# Exercise materials start
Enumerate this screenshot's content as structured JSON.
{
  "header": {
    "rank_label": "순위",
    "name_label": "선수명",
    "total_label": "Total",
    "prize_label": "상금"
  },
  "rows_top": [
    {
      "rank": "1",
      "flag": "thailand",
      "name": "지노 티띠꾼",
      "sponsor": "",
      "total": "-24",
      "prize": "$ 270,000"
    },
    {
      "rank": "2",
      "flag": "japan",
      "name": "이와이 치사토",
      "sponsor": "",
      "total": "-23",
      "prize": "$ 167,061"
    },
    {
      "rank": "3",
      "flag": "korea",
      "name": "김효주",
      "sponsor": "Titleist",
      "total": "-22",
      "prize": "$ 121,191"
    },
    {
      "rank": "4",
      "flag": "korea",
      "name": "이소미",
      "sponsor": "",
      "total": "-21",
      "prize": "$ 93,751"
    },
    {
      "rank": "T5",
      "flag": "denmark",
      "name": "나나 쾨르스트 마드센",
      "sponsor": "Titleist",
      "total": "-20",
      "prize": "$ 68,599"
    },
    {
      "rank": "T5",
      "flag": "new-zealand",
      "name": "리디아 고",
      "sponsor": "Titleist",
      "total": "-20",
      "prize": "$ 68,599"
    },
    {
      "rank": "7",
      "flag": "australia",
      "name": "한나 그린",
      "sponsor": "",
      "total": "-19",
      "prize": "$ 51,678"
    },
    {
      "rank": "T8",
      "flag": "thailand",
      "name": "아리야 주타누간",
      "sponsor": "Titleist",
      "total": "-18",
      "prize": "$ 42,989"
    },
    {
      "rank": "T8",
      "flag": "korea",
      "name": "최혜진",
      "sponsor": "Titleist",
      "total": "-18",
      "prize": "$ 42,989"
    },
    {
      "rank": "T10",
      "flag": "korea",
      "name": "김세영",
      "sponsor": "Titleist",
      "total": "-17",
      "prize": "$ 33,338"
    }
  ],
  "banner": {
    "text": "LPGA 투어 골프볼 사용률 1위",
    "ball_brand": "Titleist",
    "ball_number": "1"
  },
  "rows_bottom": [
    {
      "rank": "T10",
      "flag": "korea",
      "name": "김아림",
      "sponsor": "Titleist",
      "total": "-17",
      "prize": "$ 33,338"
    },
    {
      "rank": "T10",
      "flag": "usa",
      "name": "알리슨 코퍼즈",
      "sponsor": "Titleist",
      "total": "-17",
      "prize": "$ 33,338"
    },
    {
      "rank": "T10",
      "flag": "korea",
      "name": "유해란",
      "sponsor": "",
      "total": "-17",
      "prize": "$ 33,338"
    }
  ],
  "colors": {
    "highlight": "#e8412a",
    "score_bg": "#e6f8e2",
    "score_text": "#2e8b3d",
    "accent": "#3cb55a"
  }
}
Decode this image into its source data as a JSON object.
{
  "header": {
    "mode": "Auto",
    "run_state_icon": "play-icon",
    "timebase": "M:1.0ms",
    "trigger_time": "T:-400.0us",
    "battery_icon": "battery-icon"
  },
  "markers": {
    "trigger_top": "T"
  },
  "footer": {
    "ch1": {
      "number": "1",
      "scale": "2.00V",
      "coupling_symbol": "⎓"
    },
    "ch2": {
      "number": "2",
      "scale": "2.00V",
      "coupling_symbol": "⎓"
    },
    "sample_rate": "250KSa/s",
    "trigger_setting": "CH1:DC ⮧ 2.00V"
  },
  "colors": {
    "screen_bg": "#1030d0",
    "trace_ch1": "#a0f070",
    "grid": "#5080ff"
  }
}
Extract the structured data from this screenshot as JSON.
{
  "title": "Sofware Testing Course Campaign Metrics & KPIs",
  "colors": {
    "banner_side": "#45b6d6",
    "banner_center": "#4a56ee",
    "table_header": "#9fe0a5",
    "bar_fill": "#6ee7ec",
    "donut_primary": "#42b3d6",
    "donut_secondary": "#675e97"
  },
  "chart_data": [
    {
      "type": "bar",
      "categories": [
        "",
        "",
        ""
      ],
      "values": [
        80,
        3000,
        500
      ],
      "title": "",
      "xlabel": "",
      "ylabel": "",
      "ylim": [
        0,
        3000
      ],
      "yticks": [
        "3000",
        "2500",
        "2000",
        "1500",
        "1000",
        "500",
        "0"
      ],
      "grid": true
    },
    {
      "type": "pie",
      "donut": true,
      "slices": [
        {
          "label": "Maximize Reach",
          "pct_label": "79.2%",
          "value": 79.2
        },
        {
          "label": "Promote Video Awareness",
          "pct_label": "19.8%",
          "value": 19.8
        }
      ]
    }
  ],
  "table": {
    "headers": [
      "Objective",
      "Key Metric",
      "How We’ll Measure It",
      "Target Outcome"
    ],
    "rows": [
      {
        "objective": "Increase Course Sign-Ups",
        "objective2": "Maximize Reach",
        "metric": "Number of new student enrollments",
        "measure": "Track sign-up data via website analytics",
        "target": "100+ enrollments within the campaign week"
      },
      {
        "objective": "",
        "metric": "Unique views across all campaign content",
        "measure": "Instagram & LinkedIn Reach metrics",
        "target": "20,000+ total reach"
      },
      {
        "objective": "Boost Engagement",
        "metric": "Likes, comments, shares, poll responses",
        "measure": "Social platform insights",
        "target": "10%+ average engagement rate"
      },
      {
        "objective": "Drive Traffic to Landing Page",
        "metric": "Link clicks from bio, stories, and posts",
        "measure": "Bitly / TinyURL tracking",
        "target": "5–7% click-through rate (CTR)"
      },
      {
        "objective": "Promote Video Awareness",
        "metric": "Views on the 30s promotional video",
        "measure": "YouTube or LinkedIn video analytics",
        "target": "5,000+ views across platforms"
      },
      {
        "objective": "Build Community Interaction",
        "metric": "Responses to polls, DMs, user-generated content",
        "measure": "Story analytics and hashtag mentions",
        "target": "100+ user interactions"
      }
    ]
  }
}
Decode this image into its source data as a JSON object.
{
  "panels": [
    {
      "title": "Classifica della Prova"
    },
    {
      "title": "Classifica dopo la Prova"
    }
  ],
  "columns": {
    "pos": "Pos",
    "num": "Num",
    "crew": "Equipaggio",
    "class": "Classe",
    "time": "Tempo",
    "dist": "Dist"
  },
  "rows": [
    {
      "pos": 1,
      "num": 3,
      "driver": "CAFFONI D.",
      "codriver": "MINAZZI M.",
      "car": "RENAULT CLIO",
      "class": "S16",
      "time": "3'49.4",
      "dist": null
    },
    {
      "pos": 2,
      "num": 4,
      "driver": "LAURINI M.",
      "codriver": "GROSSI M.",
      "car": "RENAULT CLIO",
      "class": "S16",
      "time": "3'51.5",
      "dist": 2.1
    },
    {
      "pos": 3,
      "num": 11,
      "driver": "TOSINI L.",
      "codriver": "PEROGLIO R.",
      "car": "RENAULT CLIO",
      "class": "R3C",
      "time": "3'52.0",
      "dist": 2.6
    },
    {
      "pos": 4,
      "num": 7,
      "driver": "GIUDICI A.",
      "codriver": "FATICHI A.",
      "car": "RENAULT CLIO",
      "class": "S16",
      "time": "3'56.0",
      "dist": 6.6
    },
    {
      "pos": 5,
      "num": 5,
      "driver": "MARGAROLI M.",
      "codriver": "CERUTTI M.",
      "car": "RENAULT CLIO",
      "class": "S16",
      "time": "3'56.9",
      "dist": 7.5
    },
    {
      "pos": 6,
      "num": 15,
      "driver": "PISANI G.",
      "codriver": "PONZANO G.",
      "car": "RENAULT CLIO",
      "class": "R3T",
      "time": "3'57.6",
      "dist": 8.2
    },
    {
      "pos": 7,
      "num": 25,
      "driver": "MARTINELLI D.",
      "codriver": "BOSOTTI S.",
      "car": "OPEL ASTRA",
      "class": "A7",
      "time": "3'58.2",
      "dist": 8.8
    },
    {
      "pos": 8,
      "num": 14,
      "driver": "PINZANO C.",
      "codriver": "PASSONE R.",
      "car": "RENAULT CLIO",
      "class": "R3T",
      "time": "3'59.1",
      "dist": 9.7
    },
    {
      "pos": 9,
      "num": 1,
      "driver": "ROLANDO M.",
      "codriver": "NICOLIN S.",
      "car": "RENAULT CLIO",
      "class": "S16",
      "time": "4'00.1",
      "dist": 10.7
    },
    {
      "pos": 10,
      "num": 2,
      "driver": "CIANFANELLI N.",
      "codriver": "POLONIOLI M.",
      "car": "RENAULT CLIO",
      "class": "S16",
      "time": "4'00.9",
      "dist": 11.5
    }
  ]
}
# Exercise materials end
> **Problem to solve**
Out of the material above, gather each line where "dist" appears.

> **Full solution**
    "dist": "Dist"
      "dist": null
      "dist": 2.1
      "dist": 2.6
      "dist": 6.6
      "dist": 7.5
      "dist": 8.2
      "dist": 8.8
      "dist": 9.7
      "dist": 10.7
      "dist": 11.5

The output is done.